What you should do: Separate out the lines that hold "platform".

Material:
┌──
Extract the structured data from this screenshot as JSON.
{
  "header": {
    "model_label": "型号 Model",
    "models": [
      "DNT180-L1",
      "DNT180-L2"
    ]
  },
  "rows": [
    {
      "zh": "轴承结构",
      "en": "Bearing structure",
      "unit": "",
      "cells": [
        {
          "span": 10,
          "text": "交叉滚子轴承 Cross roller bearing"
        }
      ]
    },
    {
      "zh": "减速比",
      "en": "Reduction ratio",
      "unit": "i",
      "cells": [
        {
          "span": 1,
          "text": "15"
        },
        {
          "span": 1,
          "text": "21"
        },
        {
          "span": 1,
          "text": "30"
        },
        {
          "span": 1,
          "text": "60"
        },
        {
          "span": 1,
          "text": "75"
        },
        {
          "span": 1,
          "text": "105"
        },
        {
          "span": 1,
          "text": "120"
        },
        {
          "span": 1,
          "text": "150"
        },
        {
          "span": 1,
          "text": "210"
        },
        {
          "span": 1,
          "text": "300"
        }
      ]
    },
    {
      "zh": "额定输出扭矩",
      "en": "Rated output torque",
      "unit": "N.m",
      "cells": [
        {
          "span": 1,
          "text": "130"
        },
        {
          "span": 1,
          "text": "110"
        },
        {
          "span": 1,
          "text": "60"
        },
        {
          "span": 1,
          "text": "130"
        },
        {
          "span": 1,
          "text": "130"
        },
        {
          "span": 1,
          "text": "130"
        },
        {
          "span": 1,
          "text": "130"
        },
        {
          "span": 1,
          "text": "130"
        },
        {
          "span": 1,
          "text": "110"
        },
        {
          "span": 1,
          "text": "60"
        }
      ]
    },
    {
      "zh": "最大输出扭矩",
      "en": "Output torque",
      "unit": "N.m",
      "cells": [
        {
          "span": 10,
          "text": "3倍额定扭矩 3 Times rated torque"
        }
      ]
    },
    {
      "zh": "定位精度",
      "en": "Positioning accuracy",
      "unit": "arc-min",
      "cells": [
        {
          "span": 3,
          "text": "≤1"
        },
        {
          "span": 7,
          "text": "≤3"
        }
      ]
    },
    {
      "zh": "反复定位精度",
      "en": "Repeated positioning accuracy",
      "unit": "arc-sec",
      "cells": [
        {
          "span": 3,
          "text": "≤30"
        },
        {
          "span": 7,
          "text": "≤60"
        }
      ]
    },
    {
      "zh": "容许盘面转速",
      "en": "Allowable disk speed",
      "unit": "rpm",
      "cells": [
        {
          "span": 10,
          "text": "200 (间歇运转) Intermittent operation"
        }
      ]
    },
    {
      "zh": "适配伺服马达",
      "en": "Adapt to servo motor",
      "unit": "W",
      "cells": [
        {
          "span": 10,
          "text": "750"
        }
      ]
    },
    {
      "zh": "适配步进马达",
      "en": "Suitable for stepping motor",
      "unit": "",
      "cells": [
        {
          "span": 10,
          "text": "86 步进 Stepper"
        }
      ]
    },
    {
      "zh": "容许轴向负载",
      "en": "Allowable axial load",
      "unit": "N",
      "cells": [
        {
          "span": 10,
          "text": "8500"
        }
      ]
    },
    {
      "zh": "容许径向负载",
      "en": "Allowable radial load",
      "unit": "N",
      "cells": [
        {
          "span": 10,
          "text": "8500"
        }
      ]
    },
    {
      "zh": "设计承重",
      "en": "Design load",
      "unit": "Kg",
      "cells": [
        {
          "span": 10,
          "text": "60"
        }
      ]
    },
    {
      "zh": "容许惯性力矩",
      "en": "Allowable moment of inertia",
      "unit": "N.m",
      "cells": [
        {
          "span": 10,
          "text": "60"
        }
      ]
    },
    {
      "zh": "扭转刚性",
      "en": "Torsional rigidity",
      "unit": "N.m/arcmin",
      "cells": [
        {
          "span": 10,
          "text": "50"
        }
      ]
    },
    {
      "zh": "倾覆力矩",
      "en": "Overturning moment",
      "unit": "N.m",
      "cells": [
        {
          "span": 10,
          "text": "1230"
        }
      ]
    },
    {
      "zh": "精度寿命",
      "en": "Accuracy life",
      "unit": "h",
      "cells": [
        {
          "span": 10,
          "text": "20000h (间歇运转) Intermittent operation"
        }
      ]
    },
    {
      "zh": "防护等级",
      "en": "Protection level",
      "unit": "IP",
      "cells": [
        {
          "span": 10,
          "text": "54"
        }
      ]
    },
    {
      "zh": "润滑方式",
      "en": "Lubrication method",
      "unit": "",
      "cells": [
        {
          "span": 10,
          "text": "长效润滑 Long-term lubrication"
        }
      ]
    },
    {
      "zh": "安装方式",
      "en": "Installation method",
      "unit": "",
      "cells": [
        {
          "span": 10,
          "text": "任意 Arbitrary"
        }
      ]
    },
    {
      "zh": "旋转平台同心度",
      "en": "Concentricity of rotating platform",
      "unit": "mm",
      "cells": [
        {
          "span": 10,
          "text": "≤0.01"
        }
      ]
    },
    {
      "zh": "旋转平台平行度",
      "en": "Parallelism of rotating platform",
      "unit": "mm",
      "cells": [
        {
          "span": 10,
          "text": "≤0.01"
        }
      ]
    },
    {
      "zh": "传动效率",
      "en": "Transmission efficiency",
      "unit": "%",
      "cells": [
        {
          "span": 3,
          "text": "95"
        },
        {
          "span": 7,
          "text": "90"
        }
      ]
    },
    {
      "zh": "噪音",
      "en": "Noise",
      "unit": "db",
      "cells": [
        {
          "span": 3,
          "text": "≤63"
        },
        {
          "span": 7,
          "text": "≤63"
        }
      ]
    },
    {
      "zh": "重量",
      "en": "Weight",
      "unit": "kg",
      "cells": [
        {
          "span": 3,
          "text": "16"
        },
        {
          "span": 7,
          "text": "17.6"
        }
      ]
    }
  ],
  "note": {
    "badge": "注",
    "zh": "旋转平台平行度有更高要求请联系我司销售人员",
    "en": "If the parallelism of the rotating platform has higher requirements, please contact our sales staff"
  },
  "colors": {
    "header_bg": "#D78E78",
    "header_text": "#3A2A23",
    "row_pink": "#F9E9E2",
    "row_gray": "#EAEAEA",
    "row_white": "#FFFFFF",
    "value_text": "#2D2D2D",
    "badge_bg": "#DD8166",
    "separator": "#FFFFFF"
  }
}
└──
Answer for this exercise:
      "en": "Concentricity of rotating platform",
      "en": "Parallelism of rotating platform",
    "en": "If the parallelism of the rotating platform has higher requirements, please contact our sales staff"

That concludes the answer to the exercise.